Figure record listings
************

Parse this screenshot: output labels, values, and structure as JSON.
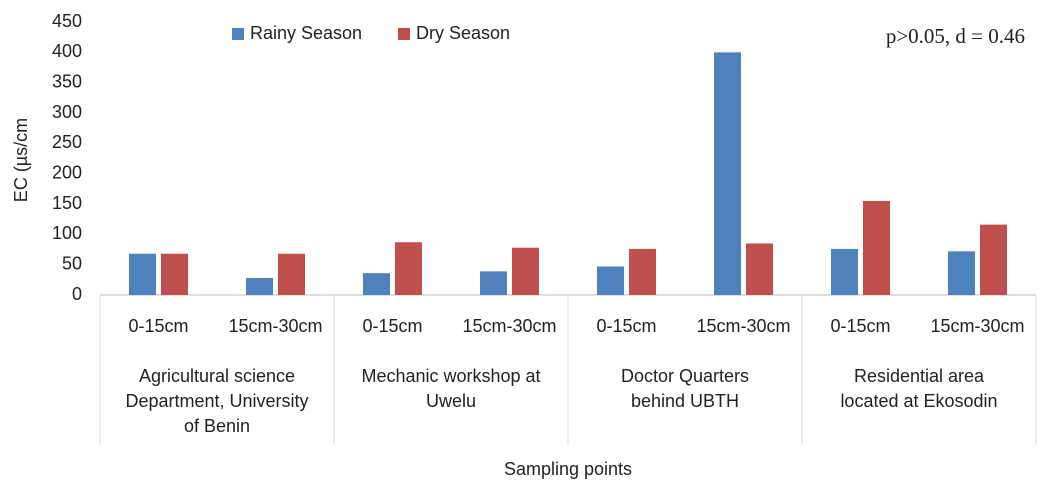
{
  "chart_data": {
    "type": "bar",
    "annotation": "p>0.05, d = 0.46",
    "y_label": "EC (µs/cm",
    "x_label": "Sampling points",
    "categories": [
      "0-15cm",
      "15cm-30cm",
      "0-15cm",
      "15cm-30cm",
      "0-15cm",
      "15cm-30cm",
      "0-15cm",
      "15cm-30cm"
    ],
    "groups": [
      {
        "lines": [
          "Agricultural science",
          "Department, University",
          "of Benin"
        ]
      },
      {
        "lines": [
          "Mechanic workshop at",
          "Uwelu"
        ]
      },
      {
        "lines": [
          "Doctor Quarters",
          "behind UBTH"
        ]
      },
      {
        "lines": [
          "Residential area",
          "located at Ekosodin"
        ]
      }
    ],
    "series": [
      {
        "name": "Rainy Season",
        "color": "#4f81bd",
        "values": [
          68,
          28,
          36,
          39,
          47,
          400,
          76,
          72
        ]
      },
      {
        "name": "Dry Season",
        "color": "#c0504d",
        "values": [
          68,
          68,
          87,
          78,
          76,
          85,
          155,
          116
        ]
      }
    ],
    "ylim": [
      0,
      450
    ],
    "yticks": [
      0,
      50,
      100,
      150,
      200,
      250,
      300,
      350,
      400,
      450
    ],
    "grid": false
  }
}
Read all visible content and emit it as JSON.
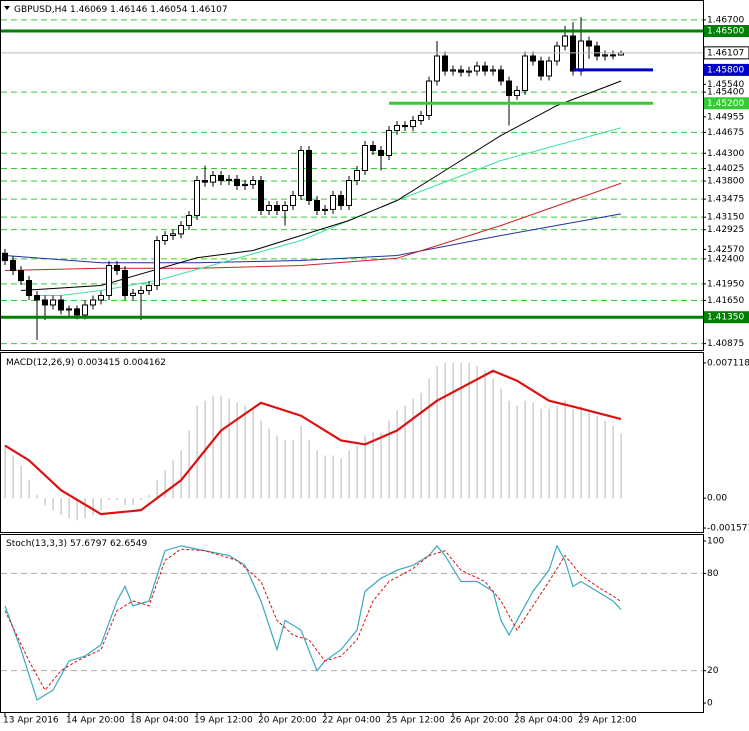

************

▶ _TASK BRIEF_: Give the data above again in full and unchanged, skipping the pictures.

▶ _RESULT OF THE EXERCISE_:
Parse this screenshot: output labels, values, and structure as JSON.
{
  "chart_data": {
    "type": "bar",
    "annotation": "p>0.05, d = 0.46",
    "y_label": "EC (µs/cm",
    "x_label": "Sampling points",
    "categories": [
      "0-15cm",
      "15cm-30cm",
      "0-15cm",
      "15cm-30cm",
      "0-15cm",
      "15cm-30cm",
      "0-15cm",
      "15cm-30cm"
    ],
    "groups": [
      {
        "lines": [
          "Agricultural science",
          "Department, University",
          "of Benin"
        ]
      },
      {
        "lines": [
          "Mechanic workshop at",
          "Uwelu"
        ]
      },
      {
        "lines": [
          "Doctor Quarters",
          "behind UBTH"
        ]
      },
      {
        "lines": [
          "Residential area",
          "located at Ekosodin"
        ]
      }
    ],
    "series": [
      {
        "name": "Rainy Season",
        "color": "#4f81bd",
        "values": [
          68,
          28,
          36,
          39,
          47,
          400,
          76,
          72
        ]
      },
      {
        "name": "Dry Season",
        "color": "#c0504d",
        "values": [
          68,
          68,
          87,
          78,
          76,
          85,
          155,
          116
        ]
      }
    ],
    "ylim": [
      0,
      450
    ],
    "yticks": [
      0,
      50,
      100,
      150,
      200,
      250,
      300,
      350,
      400,
      450
    ],
    "grid": false
  }
}
Read all visible content and emit it as JSON.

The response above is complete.